#### WORK TO COMPLETE
Check each line of the records below and collect those that include the word "temperature".
begin DATA FOR THIS TASK
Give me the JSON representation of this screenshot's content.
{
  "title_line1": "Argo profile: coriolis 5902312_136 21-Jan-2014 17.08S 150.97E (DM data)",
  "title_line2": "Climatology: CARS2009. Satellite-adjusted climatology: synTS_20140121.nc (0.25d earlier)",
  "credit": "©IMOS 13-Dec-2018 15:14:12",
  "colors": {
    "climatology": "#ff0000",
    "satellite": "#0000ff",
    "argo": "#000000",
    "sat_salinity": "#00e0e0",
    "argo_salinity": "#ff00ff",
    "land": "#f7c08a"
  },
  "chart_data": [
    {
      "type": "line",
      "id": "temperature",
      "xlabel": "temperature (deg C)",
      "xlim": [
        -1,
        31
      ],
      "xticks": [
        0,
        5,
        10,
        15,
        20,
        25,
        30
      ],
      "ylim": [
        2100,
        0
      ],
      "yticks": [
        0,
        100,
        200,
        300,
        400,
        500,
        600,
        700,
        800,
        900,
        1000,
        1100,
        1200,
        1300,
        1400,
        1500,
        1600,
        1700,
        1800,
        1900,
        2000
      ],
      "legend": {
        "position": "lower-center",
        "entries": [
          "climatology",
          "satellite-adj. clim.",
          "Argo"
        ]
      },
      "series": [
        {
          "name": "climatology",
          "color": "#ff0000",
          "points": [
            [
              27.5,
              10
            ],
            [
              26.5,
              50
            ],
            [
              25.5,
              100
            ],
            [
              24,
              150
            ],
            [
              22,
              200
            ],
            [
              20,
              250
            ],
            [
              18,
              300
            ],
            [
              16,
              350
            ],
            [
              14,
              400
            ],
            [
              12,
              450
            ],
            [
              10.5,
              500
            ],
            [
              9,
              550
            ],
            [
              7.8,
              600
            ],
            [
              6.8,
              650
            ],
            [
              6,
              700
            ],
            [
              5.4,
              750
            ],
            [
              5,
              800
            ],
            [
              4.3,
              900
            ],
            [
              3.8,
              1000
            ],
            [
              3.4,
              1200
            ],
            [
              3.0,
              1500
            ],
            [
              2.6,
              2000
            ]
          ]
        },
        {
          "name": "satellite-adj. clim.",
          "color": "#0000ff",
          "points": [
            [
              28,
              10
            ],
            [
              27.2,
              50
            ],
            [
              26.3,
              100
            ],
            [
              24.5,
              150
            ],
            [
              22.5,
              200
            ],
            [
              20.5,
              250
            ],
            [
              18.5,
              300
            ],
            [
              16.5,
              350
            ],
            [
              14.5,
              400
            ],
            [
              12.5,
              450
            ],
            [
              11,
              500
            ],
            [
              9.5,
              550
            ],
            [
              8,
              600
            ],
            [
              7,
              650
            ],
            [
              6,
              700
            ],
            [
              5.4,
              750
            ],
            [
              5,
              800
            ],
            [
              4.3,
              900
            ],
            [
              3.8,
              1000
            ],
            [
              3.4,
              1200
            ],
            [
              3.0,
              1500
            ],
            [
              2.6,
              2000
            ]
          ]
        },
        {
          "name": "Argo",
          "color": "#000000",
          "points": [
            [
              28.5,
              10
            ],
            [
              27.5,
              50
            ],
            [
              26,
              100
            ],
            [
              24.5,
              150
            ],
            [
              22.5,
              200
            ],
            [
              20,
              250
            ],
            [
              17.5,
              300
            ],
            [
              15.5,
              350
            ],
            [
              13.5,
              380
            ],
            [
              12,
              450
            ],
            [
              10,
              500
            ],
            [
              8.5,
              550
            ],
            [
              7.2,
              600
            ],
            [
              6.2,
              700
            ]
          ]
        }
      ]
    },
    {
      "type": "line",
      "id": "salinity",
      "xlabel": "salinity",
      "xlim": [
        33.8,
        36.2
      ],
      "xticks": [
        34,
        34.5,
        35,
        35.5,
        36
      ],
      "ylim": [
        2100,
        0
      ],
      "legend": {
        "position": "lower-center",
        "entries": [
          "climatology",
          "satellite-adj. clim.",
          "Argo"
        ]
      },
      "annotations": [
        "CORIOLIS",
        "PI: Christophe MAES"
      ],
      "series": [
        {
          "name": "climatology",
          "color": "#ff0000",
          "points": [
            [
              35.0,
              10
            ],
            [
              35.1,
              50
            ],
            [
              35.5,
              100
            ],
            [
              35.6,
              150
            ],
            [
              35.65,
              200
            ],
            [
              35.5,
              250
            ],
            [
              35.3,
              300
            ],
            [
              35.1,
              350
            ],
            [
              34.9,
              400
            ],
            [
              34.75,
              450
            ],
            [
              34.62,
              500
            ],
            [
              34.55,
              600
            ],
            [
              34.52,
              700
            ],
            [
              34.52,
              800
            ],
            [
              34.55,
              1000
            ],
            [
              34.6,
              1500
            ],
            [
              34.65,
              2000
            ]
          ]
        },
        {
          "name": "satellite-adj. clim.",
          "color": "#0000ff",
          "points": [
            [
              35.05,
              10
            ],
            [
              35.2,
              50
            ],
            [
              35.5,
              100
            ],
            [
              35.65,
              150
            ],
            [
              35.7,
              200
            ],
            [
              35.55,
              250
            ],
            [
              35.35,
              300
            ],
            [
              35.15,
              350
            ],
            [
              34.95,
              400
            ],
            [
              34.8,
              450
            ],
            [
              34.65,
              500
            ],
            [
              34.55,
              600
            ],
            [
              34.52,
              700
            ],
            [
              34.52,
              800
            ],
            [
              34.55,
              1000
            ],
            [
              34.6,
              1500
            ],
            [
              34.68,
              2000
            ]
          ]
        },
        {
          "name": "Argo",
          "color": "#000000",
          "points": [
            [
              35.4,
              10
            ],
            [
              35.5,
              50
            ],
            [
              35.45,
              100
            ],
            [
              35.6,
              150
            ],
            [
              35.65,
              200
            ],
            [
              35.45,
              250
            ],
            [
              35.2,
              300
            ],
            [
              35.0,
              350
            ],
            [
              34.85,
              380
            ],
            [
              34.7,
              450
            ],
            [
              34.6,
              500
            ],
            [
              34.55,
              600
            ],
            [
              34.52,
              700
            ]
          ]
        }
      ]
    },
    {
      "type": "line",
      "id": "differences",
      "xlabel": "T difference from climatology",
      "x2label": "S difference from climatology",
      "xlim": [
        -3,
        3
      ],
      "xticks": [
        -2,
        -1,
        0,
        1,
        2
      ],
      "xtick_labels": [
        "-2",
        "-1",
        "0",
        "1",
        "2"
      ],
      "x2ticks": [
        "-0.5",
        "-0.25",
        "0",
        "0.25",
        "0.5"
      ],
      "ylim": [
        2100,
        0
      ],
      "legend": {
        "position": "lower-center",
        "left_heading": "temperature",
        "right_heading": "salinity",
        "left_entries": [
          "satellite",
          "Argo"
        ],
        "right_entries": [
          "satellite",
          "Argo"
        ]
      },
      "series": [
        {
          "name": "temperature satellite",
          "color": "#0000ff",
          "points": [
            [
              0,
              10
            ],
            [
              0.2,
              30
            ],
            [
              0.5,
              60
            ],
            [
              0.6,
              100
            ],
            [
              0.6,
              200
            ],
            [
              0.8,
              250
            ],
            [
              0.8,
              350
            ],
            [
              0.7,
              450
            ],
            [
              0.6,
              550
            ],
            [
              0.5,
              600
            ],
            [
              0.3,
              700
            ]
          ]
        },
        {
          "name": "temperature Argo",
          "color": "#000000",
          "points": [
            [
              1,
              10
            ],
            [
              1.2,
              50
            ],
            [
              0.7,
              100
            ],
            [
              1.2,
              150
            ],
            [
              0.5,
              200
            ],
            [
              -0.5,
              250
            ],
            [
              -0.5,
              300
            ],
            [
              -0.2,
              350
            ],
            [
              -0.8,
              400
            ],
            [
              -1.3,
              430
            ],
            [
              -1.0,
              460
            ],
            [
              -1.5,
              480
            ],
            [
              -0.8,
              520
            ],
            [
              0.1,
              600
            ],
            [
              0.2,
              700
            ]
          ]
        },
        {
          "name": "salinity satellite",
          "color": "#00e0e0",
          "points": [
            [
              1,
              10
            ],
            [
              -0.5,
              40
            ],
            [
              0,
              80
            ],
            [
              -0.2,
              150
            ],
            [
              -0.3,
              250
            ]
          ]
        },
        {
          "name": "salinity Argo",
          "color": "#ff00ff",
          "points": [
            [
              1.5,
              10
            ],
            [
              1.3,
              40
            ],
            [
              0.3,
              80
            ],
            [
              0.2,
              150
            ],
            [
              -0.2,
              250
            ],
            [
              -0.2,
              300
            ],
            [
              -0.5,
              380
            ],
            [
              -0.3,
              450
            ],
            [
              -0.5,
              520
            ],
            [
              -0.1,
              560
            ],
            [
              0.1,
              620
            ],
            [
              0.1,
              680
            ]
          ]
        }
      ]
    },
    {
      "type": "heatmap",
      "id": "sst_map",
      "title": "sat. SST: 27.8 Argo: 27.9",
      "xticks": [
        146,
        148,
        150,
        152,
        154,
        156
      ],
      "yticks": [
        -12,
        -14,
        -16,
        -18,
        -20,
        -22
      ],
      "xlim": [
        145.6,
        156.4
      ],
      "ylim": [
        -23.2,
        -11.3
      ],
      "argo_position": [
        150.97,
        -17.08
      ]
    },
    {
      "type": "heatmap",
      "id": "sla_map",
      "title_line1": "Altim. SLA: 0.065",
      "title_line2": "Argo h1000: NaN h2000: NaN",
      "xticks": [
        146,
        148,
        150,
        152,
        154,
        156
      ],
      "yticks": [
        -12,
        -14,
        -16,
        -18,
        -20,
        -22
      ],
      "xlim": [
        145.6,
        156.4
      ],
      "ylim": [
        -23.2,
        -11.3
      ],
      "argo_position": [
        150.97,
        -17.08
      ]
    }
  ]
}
end DATA FOR THIS TASK
#### COMPLETED EXERCISE
      "id": "temperature",
      "xlabel": "temperature (deg C)",
        "left_heading": "temperature",
          "name": "temperature satellite",
          "name": "temperature Argo",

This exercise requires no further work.